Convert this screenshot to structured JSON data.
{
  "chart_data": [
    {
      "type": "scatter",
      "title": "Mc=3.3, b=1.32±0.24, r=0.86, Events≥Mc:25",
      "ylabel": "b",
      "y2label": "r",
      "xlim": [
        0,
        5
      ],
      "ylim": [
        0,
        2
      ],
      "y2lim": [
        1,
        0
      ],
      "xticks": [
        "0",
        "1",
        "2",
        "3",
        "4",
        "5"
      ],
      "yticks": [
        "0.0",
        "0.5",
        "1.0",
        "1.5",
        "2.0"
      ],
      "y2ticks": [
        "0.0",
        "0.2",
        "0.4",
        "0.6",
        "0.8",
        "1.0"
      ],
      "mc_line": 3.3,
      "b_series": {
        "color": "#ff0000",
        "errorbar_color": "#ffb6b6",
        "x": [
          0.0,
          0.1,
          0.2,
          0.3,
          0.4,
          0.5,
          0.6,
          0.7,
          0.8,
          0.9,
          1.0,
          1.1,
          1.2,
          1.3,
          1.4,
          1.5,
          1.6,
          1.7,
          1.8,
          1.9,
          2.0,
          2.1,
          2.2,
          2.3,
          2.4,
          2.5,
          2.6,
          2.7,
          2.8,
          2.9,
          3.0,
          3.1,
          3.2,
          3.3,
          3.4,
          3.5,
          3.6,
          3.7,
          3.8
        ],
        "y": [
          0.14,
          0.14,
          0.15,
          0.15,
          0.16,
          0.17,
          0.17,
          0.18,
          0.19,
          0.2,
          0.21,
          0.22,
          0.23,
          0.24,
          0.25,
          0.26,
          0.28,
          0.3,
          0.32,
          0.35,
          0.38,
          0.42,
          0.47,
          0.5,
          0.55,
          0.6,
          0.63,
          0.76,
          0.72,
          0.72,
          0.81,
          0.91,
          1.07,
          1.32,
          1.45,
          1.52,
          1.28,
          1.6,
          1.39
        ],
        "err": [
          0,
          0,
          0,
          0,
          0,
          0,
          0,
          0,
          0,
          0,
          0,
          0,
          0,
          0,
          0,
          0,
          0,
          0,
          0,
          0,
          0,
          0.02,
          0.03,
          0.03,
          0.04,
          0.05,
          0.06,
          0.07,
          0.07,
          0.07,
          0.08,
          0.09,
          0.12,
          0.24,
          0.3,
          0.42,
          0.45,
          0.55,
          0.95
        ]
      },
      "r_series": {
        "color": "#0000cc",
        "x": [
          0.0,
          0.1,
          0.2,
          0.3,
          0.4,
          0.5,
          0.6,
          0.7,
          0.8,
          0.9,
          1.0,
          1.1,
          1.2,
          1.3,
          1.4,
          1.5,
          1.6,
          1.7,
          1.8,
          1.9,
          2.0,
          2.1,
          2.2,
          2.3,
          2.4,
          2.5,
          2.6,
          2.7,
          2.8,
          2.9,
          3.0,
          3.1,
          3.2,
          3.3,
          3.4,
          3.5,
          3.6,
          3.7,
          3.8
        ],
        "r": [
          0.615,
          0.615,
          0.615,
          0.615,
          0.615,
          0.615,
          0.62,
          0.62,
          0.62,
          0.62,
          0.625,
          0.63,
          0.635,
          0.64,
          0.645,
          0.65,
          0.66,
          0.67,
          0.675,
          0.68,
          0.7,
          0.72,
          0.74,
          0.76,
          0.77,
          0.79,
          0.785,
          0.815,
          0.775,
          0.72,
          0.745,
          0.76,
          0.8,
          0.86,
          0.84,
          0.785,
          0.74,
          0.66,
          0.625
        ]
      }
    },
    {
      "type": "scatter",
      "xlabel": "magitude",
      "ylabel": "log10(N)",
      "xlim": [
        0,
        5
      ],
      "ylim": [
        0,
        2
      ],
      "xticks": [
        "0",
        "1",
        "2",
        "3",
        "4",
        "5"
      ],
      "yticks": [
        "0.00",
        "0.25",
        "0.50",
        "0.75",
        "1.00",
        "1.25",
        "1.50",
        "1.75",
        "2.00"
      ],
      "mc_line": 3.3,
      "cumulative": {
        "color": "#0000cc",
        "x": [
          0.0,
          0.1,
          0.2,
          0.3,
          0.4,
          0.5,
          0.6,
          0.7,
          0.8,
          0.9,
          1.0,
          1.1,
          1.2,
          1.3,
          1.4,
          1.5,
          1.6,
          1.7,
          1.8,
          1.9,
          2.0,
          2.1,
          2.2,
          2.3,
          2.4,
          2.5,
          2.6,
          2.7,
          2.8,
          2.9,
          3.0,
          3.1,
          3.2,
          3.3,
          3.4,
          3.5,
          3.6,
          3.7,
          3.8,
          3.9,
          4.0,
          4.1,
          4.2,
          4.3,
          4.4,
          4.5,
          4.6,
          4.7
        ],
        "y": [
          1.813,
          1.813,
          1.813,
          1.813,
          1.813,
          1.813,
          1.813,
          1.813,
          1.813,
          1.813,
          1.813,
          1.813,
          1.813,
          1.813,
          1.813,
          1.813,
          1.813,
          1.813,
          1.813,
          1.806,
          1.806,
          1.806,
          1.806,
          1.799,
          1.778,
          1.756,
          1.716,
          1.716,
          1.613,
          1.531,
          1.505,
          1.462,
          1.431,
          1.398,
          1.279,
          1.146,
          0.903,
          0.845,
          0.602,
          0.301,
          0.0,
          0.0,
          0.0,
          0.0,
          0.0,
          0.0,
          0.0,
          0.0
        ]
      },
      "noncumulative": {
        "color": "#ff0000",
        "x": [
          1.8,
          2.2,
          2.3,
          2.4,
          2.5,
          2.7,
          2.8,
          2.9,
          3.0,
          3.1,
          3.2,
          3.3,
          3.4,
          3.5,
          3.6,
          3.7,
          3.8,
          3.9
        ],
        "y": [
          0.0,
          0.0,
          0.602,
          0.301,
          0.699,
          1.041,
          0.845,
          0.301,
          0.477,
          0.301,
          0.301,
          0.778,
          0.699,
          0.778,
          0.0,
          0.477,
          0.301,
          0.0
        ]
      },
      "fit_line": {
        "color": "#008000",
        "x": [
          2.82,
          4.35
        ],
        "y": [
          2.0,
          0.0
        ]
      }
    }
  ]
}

+ + + +

* [THE TASK]
Reproduce each entry above exactly, keeping every word.

* [THE REPLY]
Convert this screenshot to structured JSON data.
{
  "chart_data": [
    {
      "type": "scatter",
      "title": "Mc=3.3, b=1.32±0.24, r=0.86, Events≥Mc:25",
      "ylabel": "b",
      "y2label": "r",
      "xlim": [
        0,
        5
      ],
      "ylim": [
        0,
        2
      ],
      "y2lim": [
        1,
        0
      ],
      "xticks": [
        "0",
        "1",
        "2",
        "3",
        "4",
        "5"
      ],
      "yticks": [
        "0.0",
        "0.5",
        "1.0",
        "1.5",
        "2.0"
      ],
      "y2ticks": [
        "0.0",
        "0.2",
        "0.4",
        "0.6",
        "0.8",
        "1.0"
      ],
      "mc_line": 3.3,
      "b_series": {
        "color": "#ff0000",
        "errorbar_color": "#ffb6b6",
        "x": [
          0.0,
          0.1,
          0.2,
          0.3,
          0.4,
          0.5,
          0.6,
          0.7,
          0.8,
          0.9,
          1.0,
          1.1,
          1.2,
          1.3,
          1.4,
          1.5,
          1.6,
          1.7,
          1.8,
          1.9,
          2.0,
          2.1,
          2.2,
          2.3,
          2.4,
          2.5,
          2.6,
          2.7,
          2.8,
          2.9,
          3.0,
          3.1,
          3.2,
          3.3,
          3.4,
          3.5,
          3.6,
          3.7,
          3.8
        ],
        "y": [
          0.14,
          0.14,
          0.15,
          0.15,
          0.16,
          0.17,
          0.17,
          0.18,
          0.19,
          0.2,
          0.21,
          0.22,
          0.23,
          0.24,
          0.25,
          0.26,
          0.28,
          0.3,
          0.32,
          0.35,
          0.38,
          0.42,
          0.47,
          0.5,
          0.55,
          0.6,
          0.63,
          0.76,
          0.72,
          0.72,
          0.81,
          0.91,
          1.07,
          1.32,
          1.45,
          1.52,
          1.28,
          1.6,
          1.39
        ],
        "err": [
          0,
          0,
          0,
          0,
          0,
          0,
          0,
          0,
          0,
          0,
          0,
          0,
          0,
          0,
          0,
          0,
          0,
          0,
          0,
          0,
          0,
          0.02,
          0.03,
          0.03,
          0.04,
          0.05,
          0.06,
          0.07,
          0.07,
          0.07,
          0.08,
          0.09,
          0.12,
          0.24,
          0.3,
          0.42,
          0.45,
          0.55,
          0.95
        ]
      },
      "r_series": {
        "color": "#0000cc",
        "x": [
          0.0,
          0.1,
          0.2,
          0.3,
          0.4,
          0.5,
          0.6,
          0.7,
          0.8,
          0.9,
          1.0,
          1.1,
          1.2,
          1.3,
          1.4,
          1.5,
          1.6,
          1.7,
          1.8,
          1.9,
          2.0,
          2.1,
          2.2,
          2.3,
          2.4,
          2.5,
          2.6,
          2.7,
          2.8,
          2.9,
          3.0,
          3.1,
          3.2,
          3.3,
          3.4,
          3.5,
          3.6,
          3.7,
          3.8
        ],
        "r": [
          0.615,
          0.615,
          0.615,
          0.615,
          0.615,
          0.615,
          0.62,
          0.62,
          0.62,
          0.62,
          0.625,
          0.63,
          0.635,
          0.64,
          0.645,
          0.65,
          0.66,
          0.67,
          0.675,
          0.68,
          0.7,
          0.72,
          0.74,
          0.76,
          0.77,
          0.79,
          0.785,
          0.815,
          0.775,
          0.72,
          0.745,
          0.76,
          0.8,
          0.86,
          0.84,
          0.785,
          0.74,
          0.66,
          0.625
        ]
      }
    },
    {
      "type": "scatter",
      "xlabel": "magitude",
      "ylabel": "log10(N)",
      "xlim": [
        0,
        5
      ],
      "ylim": [
        0,
        2
      ],
      "xticks": [
        "0",
        "1",
        "2",
        "3",
        "4",
        "5"
      ],
      "yticks": [
        "0.00",
        "0.25",
        "0.50",
        "0.75",
        "1.00",
        "1.25",
        "1.50",
        "1.75",
        "2.00"
      ],
      "mc_line": 3.3,
      "cumulative": {
        "color": "#0000cc",
        "x": [
          0.0,
          0.1,
          0.2,
          0.3,
          0.4,
          0.5,
          0.6,
          0.7,
          0.8,
          0.9,
          1.0,
          1.1,
          1.2,
          1.3,
          1.4,
          1.5,
          1.6,
          1.7,
          1.8,
          1.9,
          2.0,
          2.1,
          2.2,
          2.3,
          2.4,
          2.5,
          2.6,
          2.7,
          2.8,
          2.9,
          3.0,
          3.1,
          3.2,
          3.3,
          3.4,
          3.5,
          3.6,
          3.7,
          3.8,
          3.9,
          4.0,
          4.1,
          4.2,
          4.3,
          4.4,
          4.5,
          4.6,
          4.7
        ],
        "y": [
          1.813,
          1.813,
          1.813,
          1.813,
          1.813,
          1.813,
          1.813,
          1.813,
          1.813,
          1.813,
          1.813,
          1.813,
          1.813,
          1.813,
          1.813,
          1.813,
          1.813,
          1.813,
          1.813,
          1.806,
          1.806,
          1.806,
          1.806,
          1.799,
          1.778,
          1.756,
          1.716,
          1.716,
          1.613,
          1.531,
          1.505,
          1.462,
          1.431,
          1.398,
          1.279,
          1.146,
          0.903,
          0.845,
          0.602,
          0.301,
          0.0,
          0.0,
          0.0,
          0.0,
          0.0,
          0.0,
          0.0,
          0.0
        ]
      },
      "noncumulative": {
        "color": "#ff0000",
        "x": [
          1.8,
          2.2,
          2.3,
          2.4,
          2.5,
          2.7,
          2.8,
          2.9,
          3.0,
          3.1,
          3.2,
          3.3,
          3.4,
          3.5,
          3.6,
          3.7,
          3.8,
          3.9
        ],
        "y": [
          0.0,
          0.0,
          0.602,
          0.301,
          0.699,
          1.041,
          0.845,
          0.301,
          0.477,
          0.301,
          0.301,
          0.778,
          0.699,
          0.778,
          0.0,
          0.477,
          0.301,
          0.0
        ]
      },
      "fit_line": {
        "color": "#008000",
        "x": [
          2.82,
          4.35
        ],
        "y": [
          2.0,
          0.0
        ]
      }
    }
  ]
}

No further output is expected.